(A block of data)
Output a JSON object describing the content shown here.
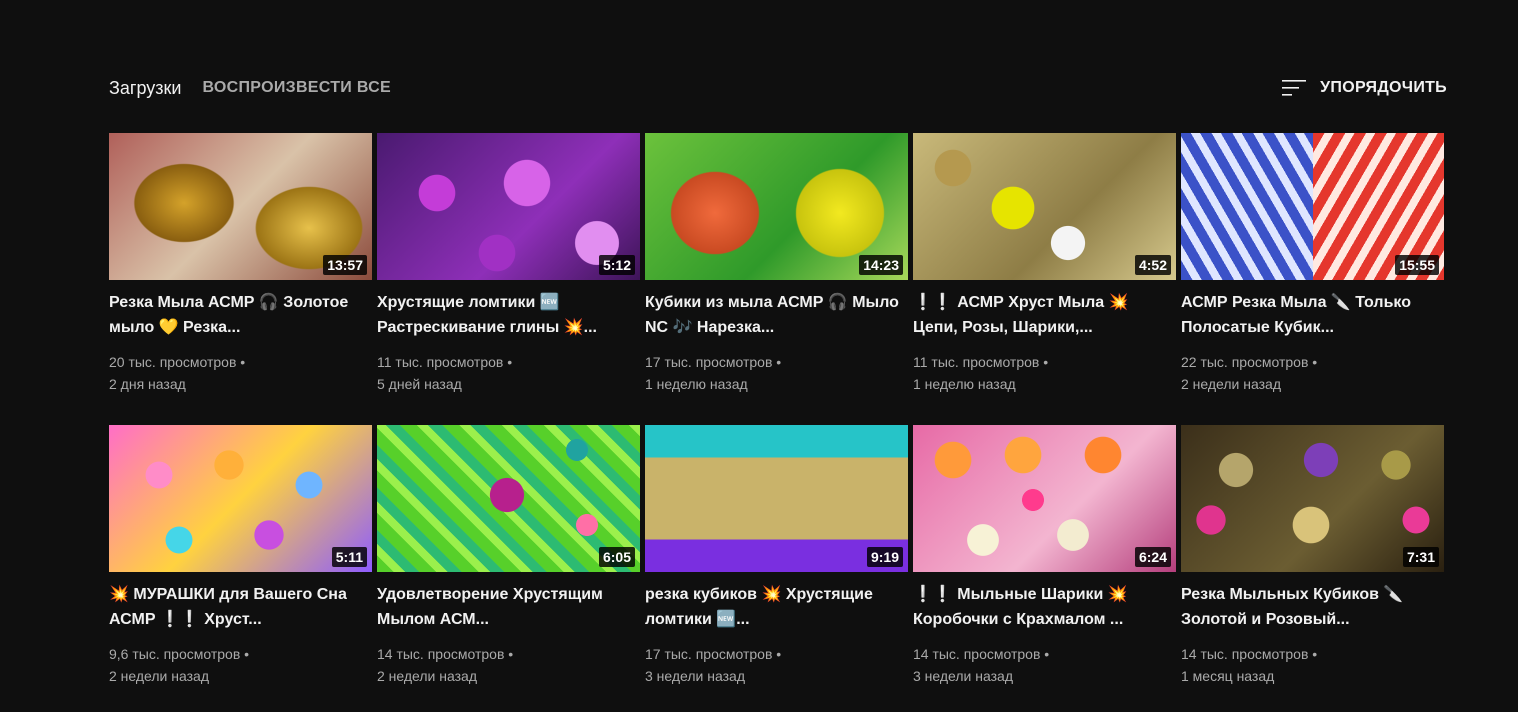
{
  "header": {
    "section_title": "Загрузки",
    "play_all": "ВОСПРОИЗВЕСТИ ВСЕ",
    "sort_label": "УПОРЯДОЧИТЬ",
    "sort_icon": "sort-icon"
  },
  "videos": [
    {
      "title": "Резка Мыла АСМР 🎧 Золотое мыло 💛 Резка...",
      "duration": "13:57",
      "views": "20 тыс. просмотров",
      "age": "2 дня назад"
    },
    {
      "title": "Хрустящие ломтики 🆕 Растрескивание глины 💥...",
      "duration": "5:12",
      "views": "11 тыс. просмотров",
      "age": "5 дней назад"
    },
    {
      "title": "Кубики из мыла АСМР 🎧 Мыло NC 🎶 Нарезка...",
      "duration": "14:23",
      "views": "17 тыс. просмотров",
      "age": "1 неделю назад"
    },
    {
      "title": "❕❕ АСМР Хруст Мыла 💥 Цепи, Розы, Шарики,...",
      "duration": "4:52",
      "views": "11 тыс. просмотров",
      "age": "1 неделю назад"
    },
    {
      "title": "АСМР Резка Мыла 🔪 Только Полосатые Кубик...",
      "duration": "15:55",
      "views": "22 тыс. просмотров",
      "age": "2 недели назад"
    },
    {
      "title": "💥 МУРАШКИ для Вашего Сна АСМР ❕❕ Хруст...",
      "duration": "5:11",
      "views": "9,6 тыс. просмотров",
      "age": "2 недели назад"
    },
    {
      "title": "Удовлетворение Хрустящим Мылом АСМ...",
      "duration": "6:05",
      "views": "14 тыс. просмотров",
      "age": "2 недели назад"
    },
    {
      "title": "резка кубиков 💥 Хрустящие ломтики 🆕...",
      "duration": "9:19",
      "views": "17 тыс. просмотров",
      "age": "3 недели назад"
    },
    {
      "title": "❕❕ Мыльные Шарики 💥 Коробочки с Крахмалом ...",
      "duration": "6:24",
      "views": "14 тыс. просмотров",
      "age": "3 недели назад"
    },
    {
      "title": "Резка Мыльных Кубиков 🔪 Золотой и Розовый...",
      "duration": "7:31",
      "views": "14 тыс. просмотров",
      "age": "1 месяц назад"
    }
  ],
  "meta_separator": " •"
}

■ What this task involves ■
Exclude the pictures, and transcribe all of the material exactly.

■ Response to the exercise ■
Output a JSON object describing the content shown here.
{
  "header": {
    "section_title": "Загрузки",
    "play_all": "ВОСПРОИЗВЕСТИ ВСЕ",
    "sort_label": "УПОРЯДОЧИТЬ",
    "sort_icon": "sort-icon"
  },
  "videos": [
    {
      "title": "Резка Мыла АСМР 🎧 Золотое мыло 💛 Резка...",
      "duration": "13:57",
      "views": "20 тыс. просмотров",
      "age": "2 дня назад"
    },
    {
      "title": "Хрустящие ломтики 🆕 Растрескивание глины 💥...",
      "duration": "5:12",
      "views": "11 тыс. просмотров",
      "age": "5 дней назад"
    },
    {
      "title": "Кубики из мыла АСМР 🎧 Мыло NC 🎶 Нарезка...",
      "duration": "14:23",
      "views": "17 тыс. просмотров",
      "age": "1 неделю назад"
    },
    {
      "title": "❕❕ АСМР Хруст Мыла 💥 Цепи, Розы, Шарики,...",
      "duration": "4:52",
      "views": "11 тыс. просмотров",
      "age": "1 неделю назад"
    },
    {
      "title": "АСМР Резка Мыла 🔪 Только Полосатые Кубик...",
      "duration": "15:55",
      "views": "22 тыс. просмотров",
      "age": "2 недели назад"
    },
    {
      "title": "💥 МУРАШКИ для Вашего Сна АСМР ❕❕ Хруст...",
      "duration": "5:11",
      "views": "9,6 тыс. просмотров",
      "age": "2 недели назад"
    },
    {
      "title": "Удовлетворение Хрустящим Мылом АСМ...",
      "duration": "6:05",
      "views": "14 тыс. просмотров",
      "age": "2 недели назад"
    },
    {
      "title": "резка кубиков 💥 Хрустящие ломтики 🆕...",
      "duration": "9:19",
      "views": "17 тыс. просмотров",
      "age": "3 недели назад"
    },
    {
      "title": "❕❕ Мыльные Шарики 💥 Коробочки с Крахмалом ...",
      "duration": "6:24",
      "views": "14 тыс. просмотров",
      "age": "3 недели назад"
    },
    {
      "title": "Резка Мыльных Кубиков 🔪 Золотой и Розовый...",
      "duration": "7:31",
      "views": "14 тыс. просмотров",
      "age": "1 месяц назад"
    }
  ],
  "meta_separator": " •"
}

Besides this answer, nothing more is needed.